Problem:
Track down each line that has the word "Region" and copy it.
Data lines start
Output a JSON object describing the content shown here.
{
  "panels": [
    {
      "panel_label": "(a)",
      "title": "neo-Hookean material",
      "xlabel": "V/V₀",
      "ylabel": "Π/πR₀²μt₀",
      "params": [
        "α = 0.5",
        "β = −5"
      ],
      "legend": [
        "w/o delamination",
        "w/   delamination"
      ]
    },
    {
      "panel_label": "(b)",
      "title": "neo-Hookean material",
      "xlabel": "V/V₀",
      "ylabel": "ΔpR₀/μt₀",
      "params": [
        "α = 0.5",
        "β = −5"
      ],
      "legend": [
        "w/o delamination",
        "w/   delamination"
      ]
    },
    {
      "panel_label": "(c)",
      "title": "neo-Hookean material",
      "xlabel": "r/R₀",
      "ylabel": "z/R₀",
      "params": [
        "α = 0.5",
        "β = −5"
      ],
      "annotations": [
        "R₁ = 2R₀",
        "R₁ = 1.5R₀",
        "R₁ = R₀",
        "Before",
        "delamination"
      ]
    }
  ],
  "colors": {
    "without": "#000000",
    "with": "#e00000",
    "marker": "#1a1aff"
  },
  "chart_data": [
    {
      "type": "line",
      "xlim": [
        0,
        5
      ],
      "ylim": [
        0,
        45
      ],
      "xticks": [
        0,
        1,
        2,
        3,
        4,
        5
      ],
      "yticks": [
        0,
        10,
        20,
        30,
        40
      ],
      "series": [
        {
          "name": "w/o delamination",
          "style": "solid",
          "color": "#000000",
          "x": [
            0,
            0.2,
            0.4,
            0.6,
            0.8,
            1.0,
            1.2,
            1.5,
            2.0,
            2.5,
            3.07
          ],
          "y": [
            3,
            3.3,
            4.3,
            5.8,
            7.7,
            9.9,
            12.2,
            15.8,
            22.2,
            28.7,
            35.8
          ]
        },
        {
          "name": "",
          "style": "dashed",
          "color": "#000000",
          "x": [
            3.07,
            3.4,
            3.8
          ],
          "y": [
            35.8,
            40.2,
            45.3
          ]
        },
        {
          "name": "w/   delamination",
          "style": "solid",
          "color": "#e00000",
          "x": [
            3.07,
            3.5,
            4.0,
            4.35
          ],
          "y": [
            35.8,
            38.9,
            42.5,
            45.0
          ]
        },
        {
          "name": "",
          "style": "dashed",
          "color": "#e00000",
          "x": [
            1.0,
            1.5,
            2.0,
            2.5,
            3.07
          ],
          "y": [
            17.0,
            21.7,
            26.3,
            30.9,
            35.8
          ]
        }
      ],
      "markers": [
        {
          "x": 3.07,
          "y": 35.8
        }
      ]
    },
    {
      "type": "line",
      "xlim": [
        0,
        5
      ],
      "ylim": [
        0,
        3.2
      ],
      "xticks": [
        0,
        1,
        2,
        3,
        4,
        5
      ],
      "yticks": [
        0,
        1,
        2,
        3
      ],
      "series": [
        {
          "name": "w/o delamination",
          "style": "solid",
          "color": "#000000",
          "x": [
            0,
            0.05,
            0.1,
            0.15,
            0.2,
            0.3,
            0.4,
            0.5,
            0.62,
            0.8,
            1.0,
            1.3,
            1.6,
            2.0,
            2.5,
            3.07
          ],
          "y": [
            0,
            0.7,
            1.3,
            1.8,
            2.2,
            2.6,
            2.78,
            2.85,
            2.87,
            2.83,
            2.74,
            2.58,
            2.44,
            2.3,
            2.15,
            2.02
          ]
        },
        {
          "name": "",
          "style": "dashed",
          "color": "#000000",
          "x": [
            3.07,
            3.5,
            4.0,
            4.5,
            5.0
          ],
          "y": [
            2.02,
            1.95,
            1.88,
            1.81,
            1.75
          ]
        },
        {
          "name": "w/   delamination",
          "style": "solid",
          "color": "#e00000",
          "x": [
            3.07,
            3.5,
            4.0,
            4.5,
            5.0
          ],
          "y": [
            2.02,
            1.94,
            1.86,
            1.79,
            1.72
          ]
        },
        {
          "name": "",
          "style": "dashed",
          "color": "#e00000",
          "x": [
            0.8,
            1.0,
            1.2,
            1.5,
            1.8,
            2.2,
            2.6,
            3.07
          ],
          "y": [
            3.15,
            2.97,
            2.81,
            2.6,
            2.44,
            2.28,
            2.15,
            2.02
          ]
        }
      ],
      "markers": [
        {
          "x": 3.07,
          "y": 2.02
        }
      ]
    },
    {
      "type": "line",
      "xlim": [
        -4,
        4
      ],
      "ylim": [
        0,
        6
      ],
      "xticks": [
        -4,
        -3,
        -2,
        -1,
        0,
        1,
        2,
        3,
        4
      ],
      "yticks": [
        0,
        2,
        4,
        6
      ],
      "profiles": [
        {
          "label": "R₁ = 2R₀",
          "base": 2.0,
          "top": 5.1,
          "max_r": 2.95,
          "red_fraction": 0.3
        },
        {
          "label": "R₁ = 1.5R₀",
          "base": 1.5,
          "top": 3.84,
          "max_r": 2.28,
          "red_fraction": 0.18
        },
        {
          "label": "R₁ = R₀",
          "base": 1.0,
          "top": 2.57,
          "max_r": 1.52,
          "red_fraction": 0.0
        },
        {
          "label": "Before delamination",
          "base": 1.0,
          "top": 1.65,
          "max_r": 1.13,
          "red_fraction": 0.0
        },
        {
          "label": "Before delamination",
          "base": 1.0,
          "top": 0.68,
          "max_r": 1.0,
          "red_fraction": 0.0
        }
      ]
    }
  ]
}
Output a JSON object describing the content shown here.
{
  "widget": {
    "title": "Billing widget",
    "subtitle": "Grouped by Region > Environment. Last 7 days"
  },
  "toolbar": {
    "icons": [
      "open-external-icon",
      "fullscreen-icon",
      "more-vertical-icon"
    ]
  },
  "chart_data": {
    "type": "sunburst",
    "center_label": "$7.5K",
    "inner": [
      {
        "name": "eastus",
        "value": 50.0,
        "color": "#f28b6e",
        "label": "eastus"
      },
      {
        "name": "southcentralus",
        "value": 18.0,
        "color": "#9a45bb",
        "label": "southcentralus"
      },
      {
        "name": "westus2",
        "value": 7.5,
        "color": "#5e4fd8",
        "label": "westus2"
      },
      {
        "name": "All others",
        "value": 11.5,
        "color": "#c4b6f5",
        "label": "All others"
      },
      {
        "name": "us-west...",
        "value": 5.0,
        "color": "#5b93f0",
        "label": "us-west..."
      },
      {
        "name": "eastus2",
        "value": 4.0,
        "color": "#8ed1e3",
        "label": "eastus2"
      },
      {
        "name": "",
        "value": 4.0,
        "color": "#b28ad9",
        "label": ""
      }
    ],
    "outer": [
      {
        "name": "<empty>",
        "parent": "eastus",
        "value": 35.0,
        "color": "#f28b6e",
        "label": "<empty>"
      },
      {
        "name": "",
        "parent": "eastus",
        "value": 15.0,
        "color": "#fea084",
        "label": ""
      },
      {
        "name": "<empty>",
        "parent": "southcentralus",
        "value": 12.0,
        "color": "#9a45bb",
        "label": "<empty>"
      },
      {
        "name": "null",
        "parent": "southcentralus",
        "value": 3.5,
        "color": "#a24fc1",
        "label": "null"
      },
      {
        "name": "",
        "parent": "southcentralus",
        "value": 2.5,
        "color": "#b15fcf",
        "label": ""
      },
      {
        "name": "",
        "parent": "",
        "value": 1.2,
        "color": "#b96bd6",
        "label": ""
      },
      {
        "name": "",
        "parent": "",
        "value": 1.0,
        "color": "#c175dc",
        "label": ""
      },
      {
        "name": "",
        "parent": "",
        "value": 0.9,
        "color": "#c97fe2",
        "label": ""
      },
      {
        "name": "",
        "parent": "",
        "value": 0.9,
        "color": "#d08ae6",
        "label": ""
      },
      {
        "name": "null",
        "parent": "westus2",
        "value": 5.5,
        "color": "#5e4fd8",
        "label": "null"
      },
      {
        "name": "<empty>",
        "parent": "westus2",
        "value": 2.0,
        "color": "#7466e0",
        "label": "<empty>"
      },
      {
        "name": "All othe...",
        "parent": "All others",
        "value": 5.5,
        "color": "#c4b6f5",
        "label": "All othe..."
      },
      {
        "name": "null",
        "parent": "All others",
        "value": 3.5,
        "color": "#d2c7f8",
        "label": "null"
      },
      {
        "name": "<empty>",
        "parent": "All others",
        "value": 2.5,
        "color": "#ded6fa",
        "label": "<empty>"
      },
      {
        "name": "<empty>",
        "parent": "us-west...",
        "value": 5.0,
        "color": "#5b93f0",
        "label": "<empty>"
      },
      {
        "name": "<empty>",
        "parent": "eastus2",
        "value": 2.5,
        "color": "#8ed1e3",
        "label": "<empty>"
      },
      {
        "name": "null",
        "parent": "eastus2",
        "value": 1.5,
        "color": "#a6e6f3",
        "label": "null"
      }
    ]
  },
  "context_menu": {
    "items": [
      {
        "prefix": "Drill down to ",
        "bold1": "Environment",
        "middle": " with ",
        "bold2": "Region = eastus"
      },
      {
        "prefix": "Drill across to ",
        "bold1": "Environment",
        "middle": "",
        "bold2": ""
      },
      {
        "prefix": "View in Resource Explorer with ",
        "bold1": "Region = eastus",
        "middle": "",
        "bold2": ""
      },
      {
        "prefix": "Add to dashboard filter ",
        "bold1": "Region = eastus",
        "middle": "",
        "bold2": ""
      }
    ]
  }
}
Data lines end
Result of the exercise:
    "subtitle": "Grouped by Region > Environment. Last 7 days"
        "bold2": "Region = eastus"
        "bold1": "Region = eastus",
        "bold1": "Region = eastus",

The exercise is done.